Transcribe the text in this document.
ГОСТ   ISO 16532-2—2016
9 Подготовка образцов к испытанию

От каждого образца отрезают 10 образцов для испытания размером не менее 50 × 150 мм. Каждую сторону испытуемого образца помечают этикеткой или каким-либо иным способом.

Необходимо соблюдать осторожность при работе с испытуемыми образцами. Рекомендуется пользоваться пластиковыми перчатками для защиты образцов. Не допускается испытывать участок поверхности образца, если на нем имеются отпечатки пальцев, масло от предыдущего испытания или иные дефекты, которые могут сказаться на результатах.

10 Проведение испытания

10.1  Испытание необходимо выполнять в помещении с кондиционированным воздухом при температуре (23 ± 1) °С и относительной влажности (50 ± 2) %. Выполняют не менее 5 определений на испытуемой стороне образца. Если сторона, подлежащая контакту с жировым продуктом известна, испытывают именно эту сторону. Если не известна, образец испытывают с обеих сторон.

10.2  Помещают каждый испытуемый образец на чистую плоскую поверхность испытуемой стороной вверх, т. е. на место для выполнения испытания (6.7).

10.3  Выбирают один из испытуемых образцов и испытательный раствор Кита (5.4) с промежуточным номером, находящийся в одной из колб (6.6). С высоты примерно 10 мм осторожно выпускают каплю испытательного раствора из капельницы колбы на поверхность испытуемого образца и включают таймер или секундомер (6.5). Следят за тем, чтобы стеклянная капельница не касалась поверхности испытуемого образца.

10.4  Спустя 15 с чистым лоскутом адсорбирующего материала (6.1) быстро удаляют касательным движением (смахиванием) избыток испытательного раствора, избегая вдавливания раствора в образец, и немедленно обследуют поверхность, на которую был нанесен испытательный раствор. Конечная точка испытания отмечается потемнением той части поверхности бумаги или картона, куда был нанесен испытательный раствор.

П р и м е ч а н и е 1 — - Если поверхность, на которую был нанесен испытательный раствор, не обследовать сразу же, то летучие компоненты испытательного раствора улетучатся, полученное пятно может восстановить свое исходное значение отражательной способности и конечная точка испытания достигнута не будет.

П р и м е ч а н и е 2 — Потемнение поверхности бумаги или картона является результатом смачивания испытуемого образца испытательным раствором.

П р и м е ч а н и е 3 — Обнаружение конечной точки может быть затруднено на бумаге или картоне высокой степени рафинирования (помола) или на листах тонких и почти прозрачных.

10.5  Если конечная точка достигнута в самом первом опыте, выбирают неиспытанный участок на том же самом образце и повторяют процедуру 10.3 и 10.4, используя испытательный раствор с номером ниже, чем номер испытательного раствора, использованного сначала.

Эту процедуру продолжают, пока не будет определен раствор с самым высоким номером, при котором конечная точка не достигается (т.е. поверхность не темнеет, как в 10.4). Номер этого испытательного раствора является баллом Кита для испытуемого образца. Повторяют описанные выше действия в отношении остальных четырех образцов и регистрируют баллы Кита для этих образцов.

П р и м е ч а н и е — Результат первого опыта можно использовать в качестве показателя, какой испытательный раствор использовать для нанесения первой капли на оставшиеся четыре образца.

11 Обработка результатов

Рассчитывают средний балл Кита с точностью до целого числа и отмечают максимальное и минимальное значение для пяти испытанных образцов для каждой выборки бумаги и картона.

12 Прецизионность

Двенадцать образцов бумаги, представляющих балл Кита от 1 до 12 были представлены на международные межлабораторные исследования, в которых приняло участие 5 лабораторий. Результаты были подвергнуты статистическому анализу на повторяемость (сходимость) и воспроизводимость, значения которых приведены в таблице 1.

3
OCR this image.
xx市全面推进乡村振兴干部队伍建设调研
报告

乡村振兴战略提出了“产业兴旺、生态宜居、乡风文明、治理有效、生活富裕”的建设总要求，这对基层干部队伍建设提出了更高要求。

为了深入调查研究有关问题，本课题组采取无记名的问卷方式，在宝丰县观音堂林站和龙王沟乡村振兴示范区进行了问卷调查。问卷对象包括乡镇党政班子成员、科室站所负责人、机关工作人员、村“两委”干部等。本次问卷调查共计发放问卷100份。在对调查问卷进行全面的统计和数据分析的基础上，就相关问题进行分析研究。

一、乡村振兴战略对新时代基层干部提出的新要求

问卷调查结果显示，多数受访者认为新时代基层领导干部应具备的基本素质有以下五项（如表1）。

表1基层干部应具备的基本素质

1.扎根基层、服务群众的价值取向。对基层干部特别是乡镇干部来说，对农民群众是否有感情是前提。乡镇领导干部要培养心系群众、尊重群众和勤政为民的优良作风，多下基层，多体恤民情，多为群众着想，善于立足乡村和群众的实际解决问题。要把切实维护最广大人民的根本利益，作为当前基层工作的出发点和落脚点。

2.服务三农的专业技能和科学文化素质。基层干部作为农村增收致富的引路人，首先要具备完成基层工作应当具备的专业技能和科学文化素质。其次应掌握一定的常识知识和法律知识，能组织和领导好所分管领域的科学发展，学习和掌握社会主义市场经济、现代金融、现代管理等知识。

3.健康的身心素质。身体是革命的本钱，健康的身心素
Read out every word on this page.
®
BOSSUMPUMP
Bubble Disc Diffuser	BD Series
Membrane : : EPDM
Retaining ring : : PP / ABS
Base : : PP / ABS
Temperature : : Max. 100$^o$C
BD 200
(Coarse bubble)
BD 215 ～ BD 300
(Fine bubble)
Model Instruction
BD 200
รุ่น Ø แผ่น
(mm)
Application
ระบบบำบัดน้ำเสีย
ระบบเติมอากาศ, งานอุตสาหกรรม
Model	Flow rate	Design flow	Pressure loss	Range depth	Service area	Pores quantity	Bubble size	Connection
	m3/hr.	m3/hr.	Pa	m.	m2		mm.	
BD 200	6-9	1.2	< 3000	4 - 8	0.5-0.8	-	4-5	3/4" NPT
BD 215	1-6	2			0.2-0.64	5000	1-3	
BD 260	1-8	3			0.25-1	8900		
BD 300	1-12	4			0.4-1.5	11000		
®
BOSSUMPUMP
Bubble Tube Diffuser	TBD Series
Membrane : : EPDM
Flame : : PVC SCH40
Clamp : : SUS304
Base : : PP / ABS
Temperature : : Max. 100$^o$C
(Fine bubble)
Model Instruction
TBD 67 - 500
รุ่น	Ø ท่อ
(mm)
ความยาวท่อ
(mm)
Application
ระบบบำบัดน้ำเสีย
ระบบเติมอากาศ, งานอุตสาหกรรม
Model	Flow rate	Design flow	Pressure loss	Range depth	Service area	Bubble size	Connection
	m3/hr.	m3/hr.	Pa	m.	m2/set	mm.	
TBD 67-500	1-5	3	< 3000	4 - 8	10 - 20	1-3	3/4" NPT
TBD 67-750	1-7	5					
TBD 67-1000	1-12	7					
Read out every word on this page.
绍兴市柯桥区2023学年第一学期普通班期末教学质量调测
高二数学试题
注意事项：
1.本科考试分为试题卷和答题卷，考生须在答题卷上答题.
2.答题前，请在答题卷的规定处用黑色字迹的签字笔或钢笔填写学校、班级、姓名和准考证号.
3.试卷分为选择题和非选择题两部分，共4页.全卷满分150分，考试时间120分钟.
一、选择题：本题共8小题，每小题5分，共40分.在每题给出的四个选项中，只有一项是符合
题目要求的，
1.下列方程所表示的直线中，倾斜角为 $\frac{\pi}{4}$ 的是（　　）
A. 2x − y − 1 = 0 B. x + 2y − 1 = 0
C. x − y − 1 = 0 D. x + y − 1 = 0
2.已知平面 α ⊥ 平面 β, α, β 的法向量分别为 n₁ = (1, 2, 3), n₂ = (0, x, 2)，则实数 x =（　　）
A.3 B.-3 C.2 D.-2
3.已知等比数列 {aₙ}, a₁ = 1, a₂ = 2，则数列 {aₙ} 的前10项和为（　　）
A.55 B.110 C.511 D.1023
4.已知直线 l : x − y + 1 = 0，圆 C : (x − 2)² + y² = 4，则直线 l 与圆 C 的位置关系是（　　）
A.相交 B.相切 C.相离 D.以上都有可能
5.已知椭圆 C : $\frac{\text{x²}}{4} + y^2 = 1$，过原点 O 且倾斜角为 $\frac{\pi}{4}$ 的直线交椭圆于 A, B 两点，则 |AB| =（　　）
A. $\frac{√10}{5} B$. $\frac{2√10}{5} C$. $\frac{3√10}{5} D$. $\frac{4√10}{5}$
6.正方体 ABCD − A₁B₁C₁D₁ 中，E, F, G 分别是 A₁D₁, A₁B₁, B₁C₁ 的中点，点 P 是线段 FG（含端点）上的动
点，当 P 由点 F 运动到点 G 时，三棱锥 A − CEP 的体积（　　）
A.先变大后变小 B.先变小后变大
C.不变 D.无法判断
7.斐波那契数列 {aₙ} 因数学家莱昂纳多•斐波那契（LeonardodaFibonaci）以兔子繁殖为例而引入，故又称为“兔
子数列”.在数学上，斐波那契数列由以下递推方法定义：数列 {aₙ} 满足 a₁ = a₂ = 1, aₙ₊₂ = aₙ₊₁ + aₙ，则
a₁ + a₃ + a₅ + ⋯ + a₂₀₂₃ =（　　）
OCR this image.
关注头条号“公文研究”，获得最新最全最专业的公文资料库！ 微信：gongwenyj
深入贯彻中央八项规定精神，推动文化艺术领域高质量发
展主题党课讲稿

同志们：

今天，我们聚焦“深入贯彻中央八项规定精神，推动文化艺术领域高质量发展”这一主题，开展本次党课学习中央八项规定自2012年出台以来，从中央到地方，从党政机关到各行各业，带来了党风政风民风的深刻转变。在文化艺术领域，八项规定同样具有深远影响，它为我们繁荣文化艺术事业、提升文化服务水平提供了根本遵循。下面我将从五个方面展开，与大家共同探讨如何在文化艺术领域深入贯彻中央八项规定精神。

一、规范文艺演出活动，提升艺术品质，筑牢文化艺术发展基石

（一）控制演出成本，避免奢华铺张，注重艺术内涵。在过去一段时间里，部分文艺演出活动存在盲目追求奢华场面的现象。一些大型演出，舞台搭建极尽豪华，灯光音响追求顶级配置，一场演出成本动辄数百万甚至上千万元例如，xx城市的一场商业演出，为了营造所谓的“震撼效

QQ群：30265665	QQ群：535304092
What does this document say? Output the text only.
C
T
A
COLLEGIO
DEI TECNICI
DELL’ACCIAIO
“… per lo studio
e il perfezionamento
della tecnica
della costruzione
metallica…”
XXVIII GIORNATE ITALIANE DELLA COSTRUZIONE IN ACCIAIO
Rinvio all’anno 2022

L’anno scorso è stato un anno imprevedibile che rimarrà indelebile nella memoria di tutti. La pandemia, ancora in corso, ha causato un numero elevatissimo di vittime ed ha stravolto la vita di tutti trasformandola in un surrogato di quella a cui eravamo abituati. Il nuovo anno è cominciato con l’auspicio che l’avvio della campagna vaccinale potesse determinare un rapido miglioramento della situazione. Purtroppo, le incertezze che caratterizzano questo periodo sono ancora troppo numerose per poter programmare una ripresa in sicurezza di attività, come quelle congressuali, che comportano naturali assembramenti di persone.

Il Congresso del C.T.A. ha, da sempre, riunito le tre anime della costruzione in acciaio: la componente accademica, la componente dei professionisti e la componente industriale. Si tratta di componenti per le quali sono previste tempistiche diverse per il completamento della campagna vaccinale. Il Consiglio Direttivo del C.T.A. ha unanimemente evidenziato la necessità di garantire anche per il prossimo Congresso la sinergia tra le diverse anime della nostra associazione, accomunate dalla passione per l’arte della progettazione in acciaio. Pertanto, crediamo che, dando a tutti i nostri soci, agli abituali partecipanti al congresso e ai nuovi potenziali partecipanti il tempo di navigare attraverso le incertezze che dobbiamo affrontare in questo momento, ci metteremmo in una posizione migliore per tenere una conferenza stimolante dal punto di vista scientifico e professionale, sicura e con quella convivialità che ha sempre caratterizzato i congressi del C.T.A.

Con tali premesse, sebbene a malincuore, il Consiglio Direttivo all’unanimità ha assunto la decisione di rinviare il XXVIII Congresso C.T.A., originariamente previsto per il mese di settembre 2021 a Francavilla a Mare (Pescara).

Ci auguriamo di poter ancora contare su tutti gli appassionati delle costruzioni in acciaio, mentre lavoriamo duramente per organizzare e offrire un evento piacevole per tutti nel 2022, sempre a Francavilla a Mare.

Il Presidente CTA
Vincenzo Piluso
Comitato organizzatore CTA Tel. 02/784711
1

○ ○ ○ ○ ○

§ TASK GOAL
Gather all lines from the records above in which "area" appears.

§ SOLUTION TO THIS PROBLEM
Model	Flow rate	Design flow	Pressure loss	Range depth	Service area	Pores quantity	Bubble size	Connection
Model	Flow rate	Design flow	Pressure loss	Range depth	Service area	Bubble size	Connection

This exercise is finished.